- **What you are asked to do**
Compile every line that includes the word "subtitle".
[Start Input for this task]
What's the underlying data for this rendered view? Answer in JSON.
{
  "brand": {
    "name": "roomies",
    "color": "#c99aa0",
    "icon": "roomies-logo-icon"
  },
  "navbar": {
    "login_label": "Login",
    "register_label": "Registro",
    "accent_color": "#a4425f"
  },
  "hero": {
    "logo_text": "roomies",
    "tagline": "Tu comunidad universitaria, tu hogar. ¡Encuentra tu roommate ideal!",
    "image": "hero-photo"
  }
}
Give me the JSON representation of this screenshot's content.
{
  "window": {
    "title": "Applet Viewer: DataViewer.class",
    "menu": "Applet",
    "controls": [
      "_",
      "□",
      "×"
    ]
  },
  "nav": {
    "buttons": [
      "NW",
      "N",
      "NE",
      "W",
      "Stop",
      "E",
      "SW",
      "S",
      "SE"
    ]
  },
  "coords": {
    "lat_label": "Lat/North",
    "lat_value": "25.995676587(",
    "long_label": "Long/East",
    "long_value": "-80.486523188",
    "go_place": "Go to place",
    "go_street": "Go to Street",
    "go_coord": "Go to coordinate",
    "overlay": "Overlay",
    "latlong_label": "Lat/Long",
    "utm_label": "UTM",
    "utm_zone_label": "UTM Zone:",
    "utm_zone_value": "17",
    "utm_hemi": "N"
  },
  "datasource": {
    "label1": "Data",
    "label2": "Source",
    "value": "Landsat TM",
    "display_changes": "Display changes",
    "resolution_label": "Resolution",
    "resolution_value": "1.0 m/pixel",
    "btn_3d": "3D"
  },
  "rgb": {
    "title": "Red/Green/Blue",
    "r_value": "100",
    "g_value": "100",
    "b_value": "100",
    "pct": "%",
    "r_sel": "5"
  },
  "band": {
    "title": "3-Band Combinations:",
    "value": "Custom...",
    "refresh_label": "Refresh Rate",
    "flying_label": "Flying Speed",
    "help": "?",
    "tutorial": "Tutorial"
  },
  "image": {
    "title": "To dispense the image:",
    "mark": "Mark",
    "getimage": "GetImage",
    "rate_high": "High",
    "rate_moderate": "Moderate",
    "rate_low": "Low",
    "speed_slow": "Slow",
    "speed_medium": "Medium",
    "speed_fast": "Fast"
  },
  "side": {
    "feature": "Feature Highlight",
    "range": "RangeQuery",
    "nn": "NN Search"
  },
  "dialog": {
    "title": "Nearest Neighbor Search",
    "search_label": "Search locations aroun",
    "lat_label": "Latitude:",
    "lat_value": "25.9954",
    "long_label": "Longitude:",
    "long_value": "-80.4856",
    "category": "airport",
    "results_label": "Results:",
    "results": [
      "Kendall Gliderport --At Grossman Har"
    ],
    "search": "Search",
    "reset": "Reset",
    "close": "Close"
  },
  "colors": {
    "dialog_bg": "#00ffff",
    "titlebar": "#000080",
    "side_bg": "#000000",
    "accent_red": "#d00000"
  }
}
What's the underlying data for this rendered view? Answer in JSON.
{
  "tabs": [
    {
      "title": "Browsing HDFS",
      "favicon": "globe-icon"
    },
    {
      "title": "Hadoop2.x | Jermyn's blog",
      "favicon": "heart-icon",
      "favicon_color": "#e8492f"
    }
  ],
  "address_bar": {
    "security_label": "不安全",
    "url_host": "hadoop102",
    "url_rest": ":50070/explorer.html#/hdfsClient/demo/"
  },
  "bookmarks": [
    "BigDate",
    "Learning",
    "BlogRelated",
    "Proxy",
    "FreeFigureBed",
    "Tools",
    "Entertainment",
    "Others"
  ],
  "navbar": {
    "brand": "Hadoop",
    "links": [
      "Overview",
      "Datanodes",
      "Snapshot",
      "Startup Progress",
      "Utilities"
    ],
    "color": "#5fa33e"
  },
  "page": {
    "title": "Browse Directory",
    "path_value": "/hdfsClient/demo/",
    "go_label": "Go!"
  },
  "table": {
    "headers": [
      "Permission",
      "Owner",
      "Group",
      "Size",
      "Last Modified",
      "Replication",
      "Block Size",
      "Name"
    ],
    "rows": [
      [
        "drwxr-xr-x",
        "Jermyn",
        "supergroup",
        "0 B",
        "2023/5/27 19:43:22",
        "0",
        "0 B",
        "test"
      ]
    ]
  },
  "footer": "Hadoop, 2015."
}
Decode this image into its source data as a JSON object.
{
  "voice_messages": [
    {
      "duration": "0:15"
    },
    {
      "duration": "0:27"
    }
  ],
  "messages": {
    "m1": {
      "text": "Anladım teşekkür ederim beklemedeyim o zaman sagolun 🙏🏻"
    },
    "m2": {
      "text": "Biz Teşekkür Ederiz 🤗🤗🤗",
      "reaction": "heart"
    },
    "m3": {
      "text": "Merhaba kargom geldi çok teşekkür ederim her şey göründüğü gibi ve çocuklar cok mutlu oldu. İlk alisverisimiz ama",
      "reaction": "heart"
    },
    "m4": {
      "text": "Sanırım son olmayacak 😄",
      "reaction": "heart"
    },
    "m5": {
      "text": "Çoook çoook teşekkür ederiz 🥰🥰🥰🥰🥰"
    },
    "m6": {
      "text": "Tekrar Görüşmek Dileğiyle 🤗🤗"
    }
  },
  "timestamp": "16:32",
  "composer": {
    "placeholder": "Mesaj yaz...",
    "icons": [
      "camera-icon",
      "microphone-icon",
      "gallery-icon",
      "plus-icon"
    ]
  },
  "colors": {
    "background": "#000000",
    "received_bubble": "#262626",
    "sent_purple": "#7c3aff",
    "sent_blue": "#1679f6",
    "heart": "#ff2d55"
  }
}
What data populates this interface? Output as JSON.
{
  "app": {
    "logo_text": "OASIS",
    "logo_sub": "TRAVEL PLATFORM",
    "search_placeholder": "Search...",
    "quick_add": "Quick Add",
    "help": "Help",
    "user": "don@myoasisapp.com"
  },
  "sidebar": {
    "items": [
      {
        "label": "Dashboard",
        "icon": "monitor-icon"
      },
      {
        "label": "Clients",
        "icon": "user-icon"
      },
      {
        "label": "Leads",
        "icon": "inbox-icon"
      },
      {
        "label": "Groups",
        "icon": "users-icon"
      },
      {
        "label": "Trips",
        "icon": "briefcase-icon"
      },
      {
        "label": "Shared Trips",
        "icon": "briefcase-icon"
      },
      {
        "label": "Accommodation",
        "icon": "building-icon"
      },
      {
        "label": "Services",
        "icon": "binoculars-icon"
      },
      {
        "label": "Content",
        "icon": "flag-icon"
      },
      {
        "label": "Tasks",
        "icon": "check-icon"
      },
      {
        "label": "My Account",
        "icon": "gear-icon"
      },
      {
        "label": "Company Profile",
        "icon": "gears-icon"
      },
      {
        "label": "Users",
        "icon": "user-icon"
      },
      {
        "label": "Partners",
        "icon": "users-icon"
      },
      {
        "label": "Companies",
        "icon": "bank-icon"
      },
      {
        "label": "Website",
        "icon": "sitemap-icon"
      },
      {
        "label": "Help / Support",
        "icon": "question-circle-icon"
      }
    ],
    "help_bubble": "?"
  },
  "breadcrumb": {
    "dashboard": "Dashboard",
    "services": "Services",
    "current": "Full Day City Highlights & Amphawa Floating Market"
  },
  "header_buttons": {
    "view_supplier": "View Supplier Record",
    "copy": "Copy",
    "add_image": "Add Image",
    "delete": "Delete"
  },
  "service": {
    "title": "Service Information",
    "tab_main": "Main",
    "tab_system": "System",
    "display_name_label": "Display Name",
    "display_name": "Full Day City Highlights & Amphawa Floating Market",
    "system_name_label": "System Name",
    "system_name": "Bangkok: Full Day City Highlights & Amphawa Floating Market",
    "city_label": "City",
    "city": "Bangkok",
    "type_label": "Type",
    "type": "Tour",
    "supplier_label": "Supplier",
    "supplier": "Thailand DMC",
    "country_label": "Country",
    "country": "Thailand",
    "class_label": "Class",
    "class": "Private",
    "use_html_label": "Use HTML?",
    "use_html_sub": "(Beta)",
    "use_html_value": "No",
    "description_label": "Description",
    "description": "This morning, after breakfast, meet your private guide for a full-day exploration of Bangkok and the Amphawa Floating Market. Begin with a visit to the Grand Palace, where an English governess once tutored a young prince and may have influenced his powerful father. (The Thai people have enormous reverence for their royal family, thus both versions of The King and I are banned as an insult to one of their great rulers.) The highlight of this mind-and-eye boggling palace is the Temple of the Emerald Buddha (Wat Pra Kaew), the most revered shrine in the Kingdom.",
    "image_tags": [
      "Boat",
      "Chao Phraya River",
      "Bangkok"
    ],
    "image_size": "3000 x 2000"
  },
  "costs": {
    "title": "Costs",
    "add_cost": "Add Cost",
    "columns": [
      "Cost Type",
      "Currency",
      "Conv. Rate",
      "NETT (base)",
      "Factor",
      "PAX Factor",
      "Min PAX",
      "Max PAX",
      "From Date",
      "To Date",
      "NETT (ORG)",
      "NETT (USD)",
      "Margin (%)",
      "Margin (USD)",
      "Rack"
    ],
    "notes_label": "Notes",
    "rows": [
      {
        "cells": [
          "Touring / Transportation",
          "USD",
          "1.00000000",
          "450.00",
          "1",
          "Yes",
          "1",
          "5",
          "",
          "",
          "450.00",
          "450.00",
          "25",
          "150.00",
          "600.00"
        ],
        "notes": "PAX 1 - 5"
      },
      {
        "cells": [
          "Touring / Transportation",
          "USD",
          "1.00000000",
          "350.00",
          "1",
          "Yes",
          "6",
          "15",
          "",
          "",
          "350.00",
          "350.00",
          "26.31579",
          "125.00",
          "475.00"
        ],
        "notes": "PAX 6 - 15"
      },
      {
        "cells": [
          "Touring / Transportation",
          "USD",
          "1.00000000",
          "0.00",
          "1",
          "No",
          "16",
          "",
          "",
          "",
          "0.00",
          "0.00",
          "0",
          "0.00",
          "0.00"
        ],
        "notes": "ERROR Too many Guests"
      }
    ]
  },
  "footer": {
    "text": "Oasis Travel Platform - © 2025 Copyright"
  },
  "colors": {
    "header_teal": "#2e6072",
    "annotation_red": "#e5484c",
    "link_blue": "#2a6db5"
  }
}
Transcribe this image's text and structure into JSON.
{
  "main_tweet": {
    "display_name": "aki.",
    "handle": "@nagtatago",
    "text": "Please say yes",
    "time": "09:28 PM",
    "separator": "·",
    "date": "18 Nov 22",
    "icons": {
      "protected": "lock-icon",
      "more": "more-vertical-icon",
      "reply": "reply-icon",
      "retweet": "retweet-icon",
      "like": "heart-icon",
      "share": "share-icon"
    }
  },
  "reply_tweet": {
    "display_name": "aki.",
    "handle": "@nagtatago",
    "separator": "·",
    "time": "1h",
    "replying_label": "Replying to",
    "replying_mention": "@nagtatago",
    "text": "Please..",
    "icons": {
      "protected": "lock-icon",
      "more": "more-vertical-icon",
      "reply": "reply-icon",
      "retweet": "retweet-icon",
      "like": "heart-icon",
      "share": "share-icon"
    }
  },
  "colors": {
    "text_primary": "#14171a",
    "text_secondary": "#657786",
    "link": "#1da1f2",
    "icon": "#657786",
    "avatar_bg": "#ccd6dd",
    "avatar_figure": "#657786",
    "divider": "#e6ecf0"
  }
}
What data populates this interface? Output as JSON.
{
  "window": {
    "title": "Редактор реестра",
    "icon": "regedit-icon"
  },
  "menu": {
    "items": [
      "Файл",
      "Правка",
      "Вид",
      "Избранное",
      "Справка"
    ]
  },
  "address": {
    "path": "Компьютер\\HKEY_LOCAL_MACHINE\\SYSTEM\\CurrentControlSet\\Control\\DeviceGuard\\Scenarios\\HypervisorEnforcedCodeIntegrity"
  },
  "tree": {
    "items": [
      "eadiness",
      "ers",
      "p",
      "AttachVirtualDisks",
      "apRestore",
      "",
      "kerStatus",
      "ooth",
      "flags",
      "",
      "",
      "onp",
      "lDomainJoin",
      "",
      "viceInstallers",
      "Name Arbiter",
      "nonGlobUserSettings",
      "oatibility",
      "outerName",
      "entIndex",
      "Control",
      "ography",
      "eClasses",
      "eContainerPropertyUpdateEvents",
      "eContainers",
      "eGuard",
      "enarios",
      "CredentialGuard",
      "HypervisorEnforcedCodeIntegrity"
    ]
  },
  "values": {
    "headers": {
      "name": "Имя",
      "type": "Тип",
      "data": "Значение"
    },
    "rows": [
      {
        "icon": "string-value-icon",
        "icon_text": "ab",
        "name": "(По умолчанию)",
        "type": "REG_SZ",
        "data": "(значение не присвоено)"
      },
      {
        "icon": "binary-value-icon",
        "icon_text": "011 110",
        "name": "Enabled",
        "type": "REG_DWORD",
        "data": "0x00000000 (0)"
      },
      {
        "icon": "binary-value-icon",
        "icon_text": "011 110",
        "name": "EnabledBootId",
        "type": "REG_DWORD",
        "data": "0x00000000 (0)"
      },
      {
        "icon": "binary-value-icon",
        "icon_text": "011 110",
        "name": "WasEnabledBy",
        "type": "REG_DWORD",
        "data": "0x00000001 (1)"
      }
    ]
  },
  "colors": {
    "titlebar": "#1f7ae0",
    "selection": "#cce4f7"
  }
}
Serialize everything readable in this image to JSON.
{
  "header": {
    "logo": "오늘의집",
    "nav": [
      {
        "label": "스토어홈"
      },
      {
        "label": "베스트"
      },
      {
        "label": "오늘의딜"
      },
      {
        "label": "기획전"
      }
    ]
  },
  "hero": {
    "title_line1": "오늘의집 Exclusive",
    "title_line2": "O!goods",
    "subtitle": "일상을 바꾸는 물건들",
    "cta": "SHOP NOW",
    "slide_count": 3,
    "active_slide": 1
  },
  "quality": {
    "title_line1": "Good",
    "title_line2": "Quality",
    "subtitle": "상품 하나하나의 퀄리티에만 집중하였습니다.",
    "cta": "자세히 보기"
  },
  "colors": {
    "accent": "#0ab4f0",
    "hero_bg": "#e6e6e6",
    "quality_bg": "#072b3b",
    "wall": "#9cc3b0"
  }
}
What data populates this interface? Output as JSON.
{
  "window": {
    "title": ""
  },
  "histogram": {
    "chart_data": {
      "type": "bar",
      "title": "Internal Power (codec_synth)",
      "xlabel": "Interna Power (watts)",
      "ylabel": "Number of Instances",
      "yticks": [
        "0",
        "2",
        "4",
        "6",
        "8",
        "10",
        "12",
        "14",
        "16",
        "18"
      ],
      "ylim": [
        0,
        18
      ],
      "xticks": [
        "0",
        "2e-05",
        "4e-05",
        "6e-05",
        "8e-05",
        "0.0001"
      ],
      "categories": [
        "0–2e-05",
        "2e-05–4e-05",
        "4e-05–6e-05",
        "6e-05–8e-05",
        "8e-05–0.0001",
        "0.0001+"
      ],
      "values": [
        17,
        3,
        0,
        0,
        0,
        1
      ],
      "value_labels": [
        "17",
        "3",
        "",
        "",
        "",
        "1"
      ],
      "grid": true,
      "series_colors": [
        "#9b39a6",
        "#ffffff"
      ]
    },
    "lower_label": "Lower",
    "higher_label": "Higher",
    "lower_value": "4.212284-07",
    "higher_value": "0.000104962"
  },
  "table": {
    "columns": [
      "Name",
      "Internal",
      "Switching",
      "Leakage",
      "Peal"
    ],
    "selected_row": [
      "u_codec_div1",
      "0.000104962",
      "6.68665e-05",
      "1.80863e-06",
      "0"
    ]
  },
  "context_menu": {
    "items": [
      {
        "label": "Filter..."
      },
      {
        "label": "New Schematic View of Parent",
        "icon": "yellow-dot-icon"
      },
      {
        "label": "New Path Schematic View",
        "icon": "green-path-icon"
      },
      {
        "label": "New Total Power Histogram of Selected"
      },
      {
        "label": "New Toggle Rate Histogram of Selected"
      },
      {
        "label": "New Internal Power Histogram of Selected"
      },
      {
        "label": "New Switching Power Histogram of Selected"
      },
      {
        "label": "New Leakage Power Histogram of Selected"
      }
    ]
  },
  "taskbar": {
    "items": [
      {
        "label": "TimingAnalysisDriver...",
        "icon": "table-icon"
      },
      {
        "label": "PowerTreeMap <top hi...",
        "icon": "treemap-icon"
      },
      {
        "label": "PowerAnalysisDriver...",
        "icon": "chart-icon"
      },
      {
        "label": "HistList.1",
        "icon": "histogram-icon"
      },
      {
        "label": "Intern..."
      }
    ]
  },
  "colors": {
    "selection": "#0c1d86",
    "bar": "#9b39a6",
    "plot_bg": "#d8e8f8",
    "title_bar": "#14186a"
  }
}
[End Input for this task]
- **Written solution**
    "subtitle": "일상을 바꾸는 물건들",
    "subtitle": "상품 하나하나의 퀄리티에만 집중하였습니다.",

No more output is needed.